* [Text passage]
Transport Layer Security (TLS/SSL)

Transport Layer Security (TLS) is the standard security principle that establishes a secure and encrypted connection between a web server and a browser. When your browser attempts to talk with a server, say google.com, it has to use the public internet to complete the request. The issue is that without a proper means of protecting the communication anyone can listen into the conversation occurring between your browser and the server and steal personal information and other critical data. This was the reality on the internet pre-1995 when SSL 2.0 was released. (SSL 1.0 had too many security vulnerabilities and was never officially released). SSL (secure sockets layer) introduced the following 3 principles that are the staple of communication on today’s modern internet.

• The connection is Private because the data is encrypted between the client and the server.
• The communicating parties are Authenticated to ensure each party is talking with their intended host.
• The connection is Reliable in that no modification of the communication can occur without detection.

Since its introduction in 1995 SSL has undergone multiple revisions to improve security and to mitigate attacks. Following SSL 3.0’s release, SSL 3.1 was introduced and due to a lack of interoperability with SSL 3.0 (and a change of maintainer) SSL 3.1 got rebranded to Transport Layer Security (TLS). Although the terms SSL and TLS are often used interchangeably it should be important to note that all SSL versions (2.0 and 3.0) are deprecated due to numerous security vulnerabilities. All web servers should be only using TLS — ideally the latest version: TLS 1.3.

Lets discuss the underlying principles that allow SSL/TLS to work. It should be noted that a lot of the concepts discussed here (especially the cryptographic ciphers) can fill multiple university courses with their complexity. The goal of this article is to explain how SSL/TLS works and not how encryption works.

Before SSL/TLS communication can be setup, both parties must know something about each other so that they can setup a secure connection that both parties will be able to understand. The process of securely transmitting the data between the client and the server is handled by what the SSL/TLS protocol refers to as the “cipher suite.” This cipher suite is composed of multiple parts with various algorithms for each part.

• Authentication Algorithm — Determines how authentication of both parties is performed (relates to certificates) — Provides Authentication
• Key Exchange Algorithm — Determines how encryption keys (keys used to encrypt the data) are exchanged
• Bulk Encryption Algorithm — Determines which algorithm to use to encrypt the data between client and server — Makes the data Private
• Message Authentication Code Algorithm — Determines which algorithm to verify the integrity of the data — Makes the data Reliable

Before a client application and a server can exchange data over a SSL/TLS connection, these two parties need to agree first on a common set of algorithms to secure the connection. If the two parties fail to reach an agreement, then a connection won’t be established. The negotiation process takes place during what is commonly known as the SSL handshake. In the SSL handshake, the client begins by informing the server what cipher suites it supports. The cipher suites are usually arranged in order of security with the most secure cipher suite being the first choice. The server then compares those cipher suites with the cipher suites that are enabled on its side. As soon as it finds a match, it then informs the client, and the chosen cipher suite’s algorithms used in the subsequent communication.

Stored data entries
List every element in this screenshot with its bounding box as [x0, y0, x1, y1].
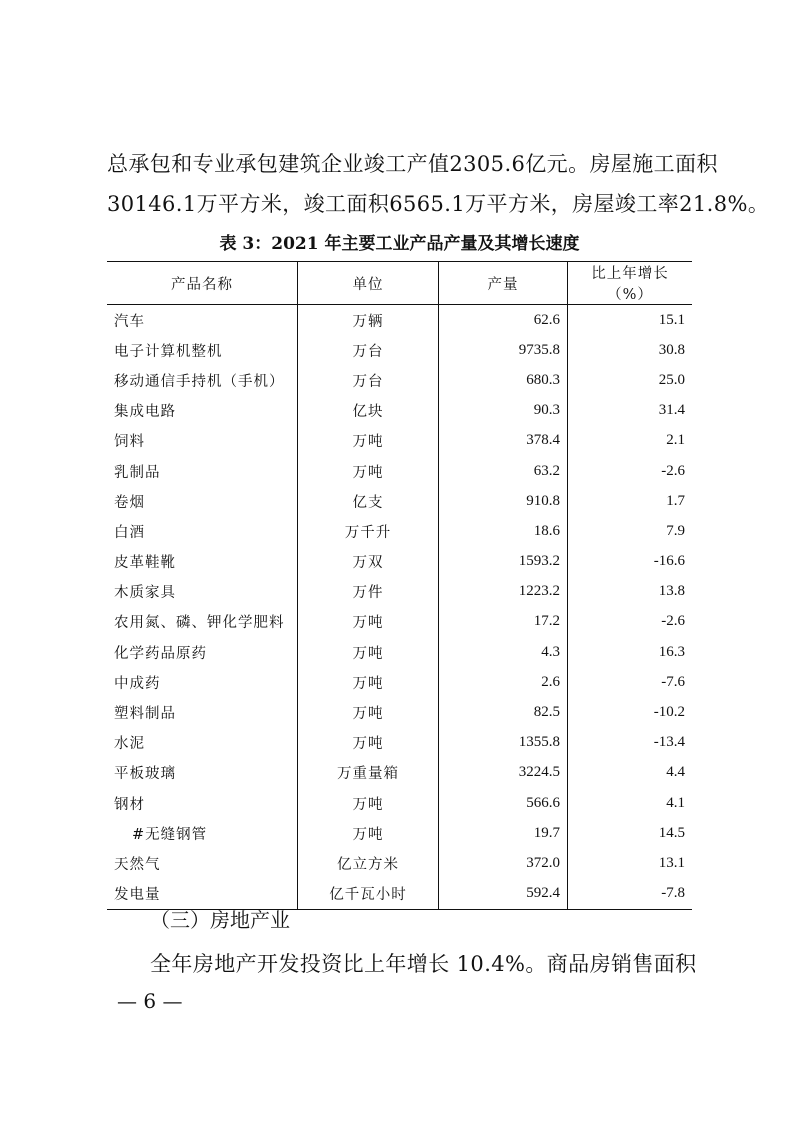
growth-cell: 25.0 [568, 365, 693, 395]
product-name-cell: 皮革鞋靴 [114, 555, 176, 572]
growth-cell: 15.1 [568, 305, 693, 336]
table-row [107, 516, 692, 546]
output-cell: 372.0 [439, 848, 568, 878]
paragraph-line-1: 总承包和专业承包建筑企业竣工产值2305.6亿元。房屋施工面积 [107, 152, 718, 176]
product-name-cell: 塑料制品 [114, 706, 176, 723]
growth-cell: 13.1 [568, 848, 693, 878]
growth-cell: 2.1 [568, 426, 693, 456]
product-name-cell: 发电量 [114, 887, 161, 904]
growth-cell: 7.9 [568, 516, 693, 546]
growth-cell: 30.8 [568, 335, 693, 365]
growth-cell: -7.8 [568, 879, 693, 910]
table-row [107, 547, 692, 577]
output-cell: 82.5 [439, 697, 568, 727]
table-row [107, 788, 692, 818]
product-name-cell: 水泥 [114, 736, 145, 753]
section-heading: （三）房地产业 [150, 908, 290, 932]
growth-cell: -7.6 [568, 667, 693, 697]
product-name-cell [107, 818, 298, 848]
unit-cell: 万双 [298, 547, 439, 577]
table-row [107, 426, 692, 456]
unit-cell: 万台 [298, 335, 439, 365]
unit-cell: 亿支 [298, 486, 439, 516]
product-name-cell: 天然气 [114, 856, 161, 873]
growth-cell: -16.6 [568, 547, 693, 577]
output-cell: 592.4 [439, 879, 568, 910]
table-header-row [107, 262, 692, 305]
table-row [107, 667, 692, 697]
header-unit: 单位 [298, 262, 439, 305]
unit-cell: 亿块 [298, 396, 439, 426]
paragraph-construction [107, 144, 770, 224]
growth-cell: 14.5 [568, 818, 693, 848]
product-name-cell: 白酒 [114, 524, 145, 541]
table-row [107, 335, 692, 365]
output-cell: 566.6 [439, 788, 568, 818]
unit-cell: 万吨 [298, 456, 439, 486]
product-name-cell: 集成电路 [114, 404, 176, 421]
product-name-cell: 中成药 [114, 675, 161, 692]
header-output: 产量 [439, 262, 568, 305]
unit-cell: 万吨 [298, 697, 439, 727]
output-cell: 680.3 [439, 365, 568, 395]
product-name-cell: 化学药品原药 [114, 645, 207, 662]
product-name-cell: 电子计算机整机 [114, 343, 223, 360]
output-cell: 62.6 [439, 305, 568, 336]
unit-cell: 万吨 [298, 607, 439, 637]
product-name-cell: 卷烟 [114, 494, 145, 511]
unit-cell: 万吨 [298, 637, 439, 667]
industrial-products-table [107, 261, 692, 910]
paragraph-real-estate: 全年房地产开发投资比上年增长 10.4%。商品房销售面积 [150, 952, 697, 976]
product-name-cell: 钢材 [114, 796, 145, 813]
table-row [107, 486, 692, 516]
product-name-indented: #无缝钢管 [132, 826, 208, 843]
output-cell: 1223.2 [439, 577, 568, 607]
unit-cell: 万吨 [298, 728, 439, 758]
unit-cell: 万吨 [298, 818, 439, 848]
growth-cell: 1.7 [568, 486, 693, 516]
output-cell: 2.6 [439, 667, 568, 697]
unit-cell: 万吨 [298, 788, 439, 818]
output-cell: 9735.8 [439, 335, 568, 365]
unit-cell: 万吨 [298, 667, 439, 697]
table-row [107, 577, 692, 607]
output-cell: 18.6 [439, 516, 568, 546]
product-name-cell: 饲料 [114, 434, 145, 451]
output-cell: 4.3 [439, 637, 568, 667]
product-name-cell: 木质家具 [114, 585, 176, 602]
table-caption: 表 3：2021 年主要工业产品产量及其增长速度 [219, 234, 580, 254]
table-row [107, 758, 692, 788]
growth-cell: 16.3 [568, 637, 693, 667]
output-cell: 19.7 [439, 818, 568, 848]
header-growth: 比上年增长（%） [568, 262, 693, 305]
product-name-cell: 平板玻璃 [114, 766, 176, 783]
table-body [107, 305, 692, 910]
output-cell: 3224.5 [439, 758, 568, 788]
product-name-cell: 移动通信手持机（手机） [114, 373, 285, 390]
paragraph-line-2: 30146.1万平方米，竣工面积6565.1万平方米，房屋竣工率21.8%。 [107, 192, 770, 216]
growth-cell: 4.1 [568, 788, 693, 818]
unit-cell: 万吨 [298, 426, 439, 456]
product-name-cell: 农用氮、磷、钾化学肥料 [114, 615, 285, 632]
table-row [107, 818, 692, 848]
table-row [107, 365, 692, 395]
growth-cell: -2.6 [568, 456, 693, 486]
growth-cell: -13.4 [568, 728, 693, 758]
growth-cell: 4.4 [568, 758, 693, 788]
output-cell: 378.4 [439, 426, 568, 456]
table-row [107, 728, 692, 758]
unit-cell: 万重量箱 [298, 758, 439, 788]
output-cell: 63.2 [439, 456, 568, 486]
growth-cell: 13.8 [568, 577, 693, 607]
table-row [107, 848, 692, 878]
output-cell: 17.2 [439, 607, 568, 637]
product-name-cell: 乳制品 [114, 464, 161, 481]
output-cell: 90.3 [439, 396, 568, 426]
growth-cell: -2.6 [568, 607, 693, 637]
unit-cell: 万件 [298, 577, 439, 607]
table-row [107, 607, 692, 637]
output-cell: 1593.2 [439, 547, 568, 577]
unit-cell: 万千升 [298, 516, 439, 546]
product-name-cell: 汽车 [114, 313, 145, 330]
output-cell: 1355.8 [439, 728, 568, 758]
unit-cell: 万台 [298, 365, 439, 395]
table-row [107, 697, 692, 727]
table-row [107, 456, 692, 486]
unit-cell: 亿立方米 [298, 848, 439, 878]
page-number: — 6 — [117, 989, 183, 1013]
growth-cell: -10.2 [568, 697, 693, 727]
table-row [107, 305, 692, 336]
growth-cell: 31.4 [568, 396, 693, 426]
table-row [107, 637, 692, 667]
unit-cell: 亿千瓦小时 [298, 879, 439, 910]
output-cell: 910.8 [439, 486, 568, 516]
table-row [107, 396, 692, 426]
header-product-name: 产品名称 [107, 262, 298, 305]
unit-cell: 万辆 [298, 305, 439, 336]
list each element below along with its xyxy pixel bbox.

* [Written problem A] According to the TLS/SSL article, what was SSL 3.1 rebranded as?
* [Written problem B] Extract from the TLS/SSL article, word for word, the part that opens with the words containing "Transport Layer Security (TLS) is" and closes with "and the server.".

* [Final answer A] Transport Layer Security (TLS).

* [Final answer B]
Transport Layer Security (TLS) is the standard security principle that establishes a secure and encrypted connection between a web server and a browser. When your browser attempts to talk with a server, say google.com, it has to use the public internet to complete the request. The issue is that without a proper means of protecting the communication anyone can listen into the conversation occurring between your browser and the server and steal personal information and other critical data. This was the reality on the internet pre-1995 when SSL 2.0 was released. (SSL 1.0 had too many security vulnerabilities and was never officially released). SSL (secure sockets layer) introduced the following 3 principles that are the staple of communication on today’s modern internet.

• The connection is Private because the data is encrypted between the client and the server.